BRIEF: Write out again only the lines running from the one that contains "Transcribe the text in this document." to the end of the records below, including both the first and the last.
==== LISTING
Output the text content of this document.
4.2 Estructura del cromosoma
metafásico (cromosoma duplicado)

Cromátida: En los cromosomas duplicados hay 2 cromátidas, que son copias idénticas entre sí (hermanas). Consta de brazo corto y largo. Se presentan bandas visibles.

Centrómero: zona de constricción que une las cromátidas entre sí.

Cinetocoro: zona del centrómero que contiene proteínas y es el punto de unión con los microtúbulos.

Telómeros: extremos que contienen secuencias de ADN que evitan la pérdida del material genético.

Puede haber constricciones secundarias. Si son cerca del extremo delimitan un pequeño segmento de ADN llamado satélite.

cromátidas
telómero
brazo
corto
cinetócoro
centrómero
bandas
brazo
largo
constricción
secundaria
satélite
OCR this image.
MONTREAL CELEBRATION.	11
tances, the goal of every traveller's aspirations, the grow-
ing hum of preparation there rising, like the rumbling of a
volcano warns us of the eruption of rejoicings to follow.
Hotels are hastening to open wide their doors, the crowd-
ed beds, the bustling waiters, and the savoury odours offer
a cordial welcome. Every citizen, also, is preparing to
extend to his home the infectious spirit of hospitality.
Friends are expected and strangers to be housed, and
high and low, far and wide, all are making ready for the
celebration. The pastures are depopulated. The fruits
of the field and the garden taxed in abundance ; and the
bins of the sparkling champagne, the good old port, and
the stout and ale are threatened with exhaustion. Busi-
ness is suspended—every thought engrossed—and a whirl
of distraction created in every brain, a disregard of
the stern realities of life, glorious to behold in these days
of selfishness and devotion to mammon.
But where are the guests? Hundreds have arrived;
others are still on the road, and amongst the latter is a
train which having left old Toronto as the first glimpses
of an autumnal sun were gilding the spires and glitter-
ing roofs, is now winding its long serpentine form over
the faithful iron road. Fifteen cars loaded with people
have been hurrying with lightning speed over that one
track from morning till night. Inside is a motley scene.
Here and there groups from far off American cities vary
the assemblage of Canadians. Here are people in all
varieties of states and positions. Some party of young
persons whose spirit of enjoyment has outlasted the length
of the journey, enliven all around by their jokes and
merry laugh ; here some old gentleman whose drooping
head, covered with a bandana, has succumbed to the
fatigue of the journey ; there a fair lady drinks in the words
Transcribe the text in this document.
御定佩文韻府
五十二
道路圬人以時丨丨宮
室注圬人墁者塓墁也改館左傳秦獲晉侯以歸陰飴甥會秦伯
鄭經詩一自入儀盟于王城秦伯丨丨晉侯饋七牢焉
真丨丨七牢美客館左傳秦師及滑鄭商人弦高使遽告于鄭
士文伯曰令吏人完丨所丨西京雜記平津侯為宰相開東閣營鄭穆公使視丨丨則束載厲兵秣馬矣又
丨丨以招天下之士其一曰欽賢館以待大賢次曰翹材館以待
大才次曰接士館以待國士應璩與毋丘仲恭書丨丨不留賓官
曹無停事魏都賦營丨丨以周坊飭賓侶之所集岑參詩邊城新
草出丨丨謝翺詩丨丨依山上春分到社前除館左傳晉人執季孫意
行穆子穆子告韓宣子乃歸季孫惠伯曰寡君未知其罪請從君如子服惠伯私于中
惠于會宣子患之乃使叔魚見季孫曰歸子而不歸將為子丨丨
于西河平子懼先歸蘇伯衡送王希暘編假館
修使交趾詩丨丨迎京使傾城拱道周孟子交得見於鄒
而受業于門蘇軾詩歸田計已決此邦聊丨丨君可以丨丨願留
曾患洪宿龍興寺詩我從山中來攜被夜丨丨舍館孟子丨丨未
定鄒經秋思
========
WRITTEN SOLUTION:
Transcribe the text in this document.
御定佩文韻府
五十二
道路圬人以時丨丨宮
室注圬人墁者塓墁也改館左傳秦獲晉侯以歸陰飴甥會秦伯
鄭經詩一自入儀盟于王城秦伯丨丨晉侯饋七牢焉
真丨丨七牢美客館左傳秦師及滑鄭商人弦高使遽告于鄭
士文伯曰令吏人完丨所丨西京雜記平津侯為宰相開東閣營鄭穆公使視丨丨則束載厲兵秣馬矣又
丨丨以招天下之士其一曰欽賢館以待大賢次曰翹材館以待
大才次曰接士館以待國士應璩與毋丘仲恭書丨丨不留賓官
曹無停事魏都賦營丨丨以周坊飭賓侶之所集岑參詩邊城新
草出丨丨謝翺詩丨丨依山上春分到社前除館左傳晉人執季孫意
行穆子穆子告韓宣子乃歸季孫惠伯曰寡君未知其罪請從君如子服惠伯私于中
惠于會宣子患之乃使叔魚見季孫曰歸子而不歸將為子丨丨
于西河平子懼先歸蘇伯衡送王希暘編假館
修使交趾詩丨丨迎京使傾城拱道周孟子交得見於鄒
而受業于門蘇軾詩歸田計已決此邦聊丨丨君可以丨丨願留
曾患洪宿龍興寺詩我從山中來攜被夜丨丨舍館孟子丨丨未
定鄒經秋思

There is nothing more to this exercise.